TESTO:
★ ★ ★ ★

Sorvoliamo, dunque, sull’incredibile intreccio orgiastico tra potere e informazione per cui accade che il direttore di un giornale posseduto dalla (ex)moglie dell’attuale Presidente del Consiglio (Giuliano Ferrara. Il direttore, non la moglie eh…) scriva un editoriale sul giornale (il Giornale) del fratello del Presidente del Consiglio (Paolo Berlusconi) per difendere il Presidente del Consiglio, del quale governo, peraltro, lui (Giuliano Ferrara) è stato Ministro dal 1994 al 1995. Dimentichiamo che fra poche settimane Ferrara potrà di quello spazio di approfondimento politico che fu di Enzo Biagi.
Arrendiamoci di buon grado persino all’idea che il semplice fatto di rappresentare un’istituzione religiosa porti in dote a chi la rappresenta – in questo caso il Cardinale Bagnasco – competenze pressoché illimitate in qualsiasi ambito, tali da garantire all’eminenza di turno spazi pressochè illimitati sui media nazionali e da consentirgli di esprimersi a ruota libera, un giorno si e l’altro pure, su tutto lo scibile umano (dal federalismo alle rivoluzioni in nordafrica).

★ ★ ★ ★

CONSEGNE:
a) Le affermazioni seguenti concordano con il testo? Per ciascuna rispondi sì o no e cita tra virgolette le parole del testo che lo stabiliscono: (i) Giuliano Ferrara è stato ministro dal 1994 al 1995; (ii) il giornale diretto da Ferrara appartiene al fratello del Presidente del Consiglio; (iii) tra gli argomenti su cui si esprime il Cardinale Bagnasco figura il federalismo.
b) Nel testo, chi rappresenta l'istituzione religiosa?
Le righe riportate di seguito sono materiale a sé, indipendente dal testo.

★ ★ ★ ★

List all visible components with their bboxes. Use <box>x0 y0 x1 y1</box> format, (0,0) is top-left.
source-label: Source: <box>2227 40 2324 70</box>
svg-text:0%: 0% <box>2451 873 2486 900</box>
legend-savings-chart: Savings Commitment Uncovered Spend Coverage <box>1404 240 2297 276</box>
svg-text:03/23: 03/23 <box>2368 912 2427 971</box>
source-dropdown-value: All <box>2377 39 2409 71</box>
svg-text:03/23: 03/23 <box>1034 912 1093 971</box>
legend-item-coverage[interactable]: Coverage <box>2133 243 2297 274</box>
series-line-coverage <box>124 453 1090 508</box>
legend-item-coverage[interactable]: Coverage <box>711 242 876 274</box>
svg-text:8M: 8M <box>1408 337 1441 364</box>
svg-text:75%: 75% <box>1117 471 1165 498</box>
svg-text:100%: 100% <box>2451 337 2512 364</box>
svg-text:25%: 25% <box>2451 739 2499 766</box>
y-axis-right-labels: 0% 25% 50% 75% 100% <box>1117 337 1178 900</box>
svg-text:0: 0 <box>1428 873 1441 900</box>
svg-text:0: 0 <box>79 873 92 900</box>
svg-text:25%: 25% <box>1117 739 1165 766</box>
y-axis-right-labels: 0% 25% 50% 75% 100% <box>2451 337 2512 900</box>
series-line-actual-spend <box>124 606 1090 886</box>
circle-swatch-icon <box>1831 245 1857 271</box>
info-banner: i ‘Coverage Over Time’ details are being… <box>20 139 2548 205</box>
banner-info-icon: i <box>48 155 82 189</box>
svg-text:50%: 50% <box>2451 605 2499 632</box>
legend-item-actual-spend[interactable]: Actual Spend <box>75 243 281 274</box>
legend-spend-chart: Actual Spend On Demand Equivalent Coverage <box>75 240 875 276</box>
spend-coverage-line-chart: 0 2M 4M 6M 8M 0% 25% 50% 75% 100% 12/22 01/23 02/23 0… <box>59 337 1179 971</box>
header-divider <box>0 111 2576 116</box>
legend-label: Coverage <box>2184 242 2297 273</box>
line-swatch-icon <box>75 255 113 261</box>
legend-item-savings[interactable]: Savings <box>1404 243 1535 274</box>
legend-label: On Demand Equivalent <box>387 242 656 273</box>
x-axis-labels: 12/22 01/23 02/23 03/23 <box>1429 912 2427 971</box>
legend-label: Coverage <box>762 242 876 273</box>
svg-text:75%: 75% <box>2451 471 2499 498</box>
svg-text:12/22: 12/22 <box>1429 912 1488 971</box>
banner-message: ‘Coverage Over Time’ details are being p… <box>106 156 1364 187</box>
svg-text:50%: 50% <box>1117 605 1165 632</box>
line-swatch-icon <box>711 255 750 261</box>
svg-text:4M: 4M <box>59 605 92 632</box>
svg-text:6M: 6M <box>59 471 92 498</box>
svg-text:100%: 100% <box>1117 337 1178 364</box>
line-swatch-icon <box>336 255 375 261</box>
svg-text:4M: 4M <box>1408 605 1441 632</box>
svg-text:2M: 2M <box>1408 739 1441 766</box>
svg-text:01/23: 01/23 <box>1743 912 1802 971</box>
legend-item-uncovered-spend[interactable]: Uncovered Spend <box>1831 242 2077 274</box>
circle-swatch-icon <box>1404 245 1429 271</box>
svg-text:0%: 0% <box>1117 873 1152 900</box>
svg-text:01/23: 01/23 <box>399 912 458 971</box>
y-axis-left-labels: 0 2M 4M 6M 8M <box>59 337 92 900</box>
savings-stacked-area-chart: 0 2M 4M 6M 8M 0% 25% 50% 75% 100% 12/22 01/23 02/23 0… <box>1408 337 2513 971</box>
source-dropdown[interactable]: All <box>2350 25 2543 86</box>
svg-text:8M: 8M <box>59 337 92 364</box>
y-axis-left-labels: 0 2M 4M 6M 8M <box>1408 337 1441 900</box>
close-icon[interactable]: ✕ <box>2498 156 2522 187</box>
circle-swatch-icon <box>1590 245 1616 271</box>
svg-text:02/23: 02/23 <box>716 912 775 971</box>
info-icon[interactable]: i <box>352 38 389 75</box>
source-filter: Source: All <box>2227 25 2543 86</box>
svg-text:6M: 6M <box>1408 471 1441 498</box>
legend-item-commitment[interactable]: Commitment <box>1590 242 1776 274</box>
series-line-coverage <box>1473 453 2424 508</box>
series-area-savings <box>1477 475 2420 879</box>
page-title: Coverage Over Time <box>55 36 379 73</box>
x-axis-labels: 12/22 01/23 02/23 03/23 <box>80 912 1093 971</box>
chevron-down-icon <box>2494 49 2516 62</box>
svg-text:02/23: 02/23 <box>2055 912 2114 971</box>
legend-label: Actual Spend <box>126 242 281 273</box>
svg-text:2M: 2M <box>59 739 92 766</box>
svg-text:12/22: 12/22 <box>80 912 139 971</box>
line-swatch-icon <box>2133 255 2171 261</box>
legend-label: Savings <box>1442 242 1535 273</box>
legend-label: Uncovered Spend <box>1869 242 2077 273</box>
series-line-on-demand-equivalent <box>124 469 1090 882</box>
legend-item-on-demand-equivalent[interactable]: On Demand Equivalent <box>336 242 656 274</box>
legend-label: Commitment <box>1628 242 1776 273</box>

★ ★ ★ ★

SOLUZIONI:
a)
(i) Sì: "è stato Ministro dal 1994 al 1995".
(ii) No: "un giornale posseduto dalla (ex)moglie dell’attuale Presidente del Consiglio".
(iii) Sì: "dal federalismo alle rivoluzioni in nordafrica".

b) Il Cardinale Bagnasco.